Repeat, exactly and completely, the material that follows. Omit the pictures.

__Given data__.
____________________

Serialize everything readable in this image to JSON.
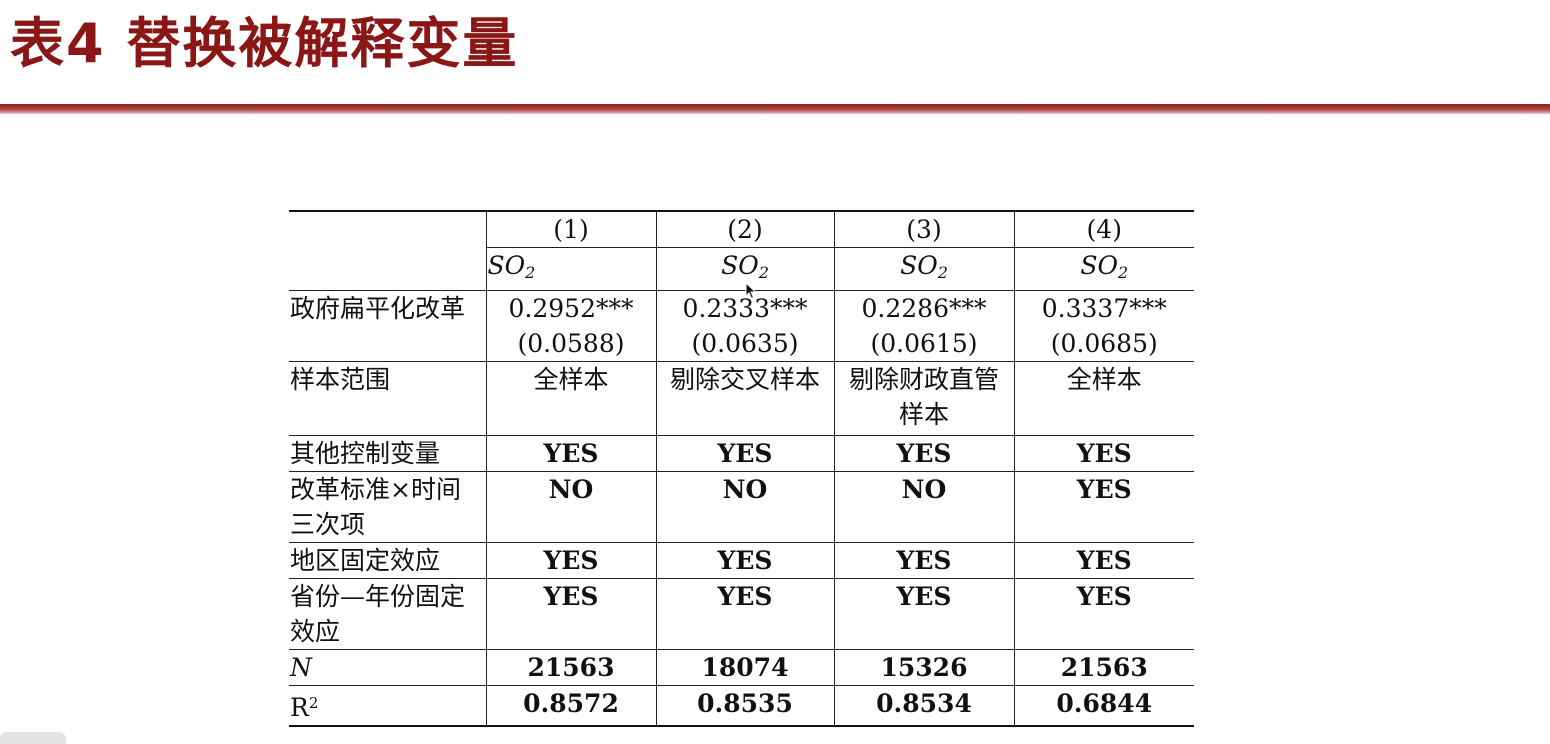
{
  "title": "表4   替换被解释变量",
  "table": {
    "columns": [
      "(1)",
      "(2)",
      "(3)",
      "(4)"
    ],
    "dep_var": {
      "base": "SO",
      "sub": "2"
    },
    "coef_row": {
      "label": "政府扁平化改革",
      "coefs": [
        "0.2952***",
        "0.2333***",
        "0.2286***",
        "0.3337***"
      ],
      "ses": [
        "(0.0588)",
        "(0.0635)",
        "(0.0615)",
        "(0.0685)"
      ]
    },
    "sample_row": {
      "label": "样本范围",
      "values": [
        "全样本",
        "剔除交叉样本",
        "剔除财政直管样本",
        "全样本"
      ]
    },
    "control_rows": [
      {
        "label": "其他控制变量",
        "values": [
          "YES",
          "YES",
          "YES",
          "YES"
        ]
      },
      {
        "label": "改革标准×时间三次项",
        "values": [
          "NO",
          "NO",
          "NO",
          "YES"
        ]
      },
      {
        "label": "地区固定效应",
        "values": [
          "YES",
          "YES",
          "YES",
          "YES"
        ]
      },
      {
        "label": "省份—年份固定效应",
        "values": [
          "YES",
          "YES",
          "YES",
          "YES"
        ]
      }
    ],
    "n_row": {
      "label": "N",
      "values": [
        "21563",
        "18074",
        "15326",
        "21563"
      ]
    },
    "r2_row": {
      "label_base": "R",
      "label_sup": "2",
      "values": [
        "0.8572",
        "0.8535",
        "0.8534",
        "0.6844"
      ]
    }
  },
  "colors": {
    "title": "#8b1616",
    "rule": "#8d1e1e"
  },
  "icons": [
    "mouse-cursor-icon"
  ]
}
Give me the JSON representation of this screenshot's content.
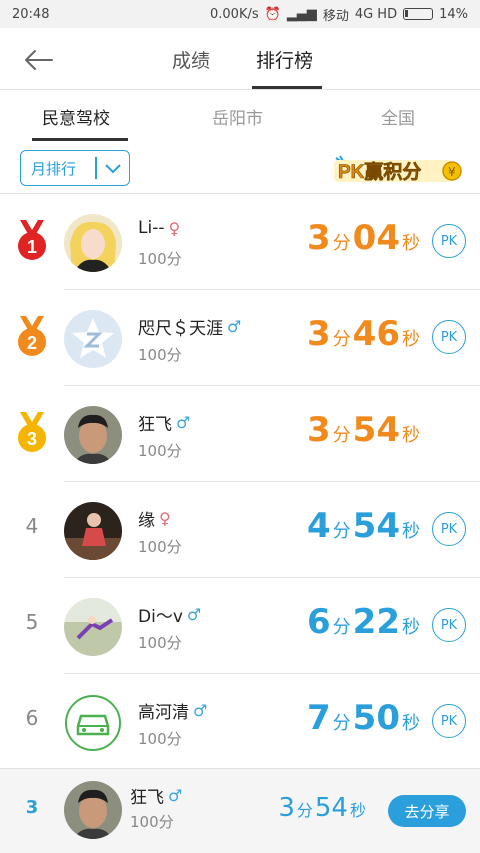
{
  "status_bar": {
    "time": "20:48",
    "speed": "0.00K/s",
    "carrier": "移动",
    "network": "4G HD",
    "battery": "14%"
  },
  "header": {
    "tab_scores": "成绩",
    "tab_ranking": "排行榜"
  },
  "subtabs": [
    "民意驾校",
    "岳阳市",
    "全国"
  ],
  "filter": {
    "dropdown_value": "月排行",
    "promo_logo": "PK赢积分"
  },
  "rows": [
    {
      "rank": "1",
      "name": "Li‐‐",
      "gender": "♀",
      "score": "100分",
      "min": "3",
      "min_unit": "分",
      "sec": "04",
      "sec_unit": "秒",
      "pk": "PK"
    },
    {
      "rank": "2",
      "name": "咫尺＄天涯",
      "gender": "♂",
      "score": "100分",
      "min": "3",
      "min_unit": "分",
      "sec": "46",
      "sec_unit": "秒",
      "pk": "PK"
    },
    {
      "rank": "3",
      "name": "狂飞",
      "gender": "♂",
      "score": "100分",
      "min": "3",
      "min_unit": "分",
      "sec": "54",
      "sec_unit": "秒",
      "pk": ""
    },
    {
      "rank": "4",
      "name": "缘",
      "gender": "♀",
      "score": "100分",
      "min": "4",
      "min_unit": "分",
      "sec": "54",
      "sec_unit": "秒",
      "pk": "PK"
    },
    {
      "rank": "5",
      "name": "Di～v",
      "gender": "♂",
      "score": "100分",
      "min": "6",
      "min_unit": "分",
      "sec": "22",
      "sec_unit": "秒",
      "pk": "PK"
    },
    {
      "rank": "6",
      "name": "高河清",
      "gender": "♂",
      "score": "100分",
      "min": "7",
      "min_unit": "分",
      "sec": "50",
      "sec_unit": "秒",
      "pk": "PK"
    }
  ],
  "my_rank": {
    "rank": "3",
    "name": "狂飞",
    "gender": "♂",
    "score": "100分",
    "min": "3",
    "min_unit": "分",
    "sec": "54",
    "sec_unit": "秒",
    "share_label": "去分享"
  },
  "colors": {
    "accent": "#2b9fdc",
    "top3_time": "#f08a1c",
    "gold": "#f4b400",
    "silver_orange": "#f08a1c",
    "first_red": "#e02424"
  }
}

____________________

__Full output__.
Serialize everything readable in this image to JSON.
{
  "title": "表4   替换被解释变量",
  "table": {
    "columns": [
      "(1)",
      "(2)",
      "(3)",
      "(4)"
    ],
    "dep_var": {
      "base": "SO",
      "sub": "2"
    },
    "coef_row": {
      "label": "政府扁平化改革",
      "coefs": [
        "0.2952***",
        "0.2333***",
        "0.2286***",
        "0.3337***"
      ],
      "ses": [
        "(0.0588)",
        "(0.0635)",
        "(0.0615)",
        "(0.0685)"
      ]
    },
    "sample_row": {
      "label": "样本范围",
      "values": [
        "全样本",
        "剔除交叉样本",
        "剔除财政直管样本",
        "全样本"
      ]
    },
    "control_rows": [
      {
        "label": "其他控制变量",
        "values": [
          "YES",
          "YES",
          "YES",
          "YES"
        ]
      },
      {
        "label": "改革标准×时间三次项",
        "values": [
          "NO",
          "NO",
          "NO",
          "YES"
        ]
      },
      {
        "label": "地区固定效应",
        "values": [
          "YES",
          "YES",
          "YES",
          "YES"
        ]
      },
      {
        "label": "省份—年份固定效应",
        "values": [
          "YES",
          "YES",
          "YES",
          "YES"
        ]
      }
    ],
    "n_row": {
      "label": "N",
      "values": [
        "21563",
        "18074",
        "15326",
        "21563"
      ]
    },
    "r2_row": {
      "label_base": "R",
      "label_sup": "2",
      "values": [
        "0.8572",
        "0.8535",
        "0.8534",
        "0.6844"
      ]
    }
  },
  "colors": {
    "title": "#8b1616",
    "rule": "#8d1e1e"
  },
  "icons": [
    "mouse-cursor-icon"
  ]
}
Give me the JSON representation of this screenshot's content.
{
  "status_bar": {
    "time": "20:48",
    "speed": "0.00K/s",
    "carrier": "移动",
    "network": "4G HD",
    "battery": "14%"
  },
  "header": {
    "tab_scores": "成绩",
    "tab_ranking": "排行榜"
  },
  "subtabs": [
    "民意驾校",
    "岳阳市",
    "全国"
  ],
  "filter": {
    "dropdown_value": "月排行",
    "promo_logo": "PK赢积分"
  },
  "rows": [
    {
      "rank": "1",
      "name": "Li‐‐",
      "gender": "♀",
      "score": "100分",
      "min": "3",
      "min_unit": "分",
      "sec": "04",
      "sec_unit": "秒",
      "pk": "PK"
    },
    {
      "rank": "2",
      "name": "咫尺＄天涯",
      "gender": "♂",
      "score": "100分",
      "min": "3",
      "min_unit": "分",
      "sec": "46",
      "sec_unit": "秒",
      "pk": "PK"
    },
    {
      "rank": "3",
      "name": "狂飞",
      "gender": "♂",
      "score": "100分",
      "min": "3",
      "min_unit": "分",
      "sec": "54",
      "sec_unit": "秒",
      "pk": ""
    },
    {
      "rank": "4",
      "name": "缘",
      "gender": "♀",
      "score": "100分",
      "min": "4",
      "min_unit": "分",
      "sec": "54",
      "sec_unit": "秒",
      "pk": "PK"
    },
    {
      "rank": "5",
      "name": "Di～v",
      "gender": "♂",
      "score": "100分",
      "min": "6",
      "min_unit": "分",
      "sec": "22",
      "sec_unit": "秒",
      "pk": "PK"
    },
    {
      "rank": "6",
      "name": "高河清",
      "gender": "♂",
      "score": "100分",
      "min": "7",
      "min_unit": "分",
      "sec": "50",
      "sec_unit": "秒",
      "pk": "PK"
    }
  ],
  "my_rank": {
    "rank": "3",
    "name": "狂飞",
    "gender": "♂",
    "score": "100分",
    "min": "3",
    "min_unit": "分",
    "sec": "54",
    "sec_unit": "秒",
    "share_label": "去分享"
  },
  "colors": {
    "accent": "#2b9fdc",
    "top3_time": "#f08a1c",
    "gold": "#f4b400",
    "silver_orange": "#f08a1c",
    "first_red": "#e02424"
  }
}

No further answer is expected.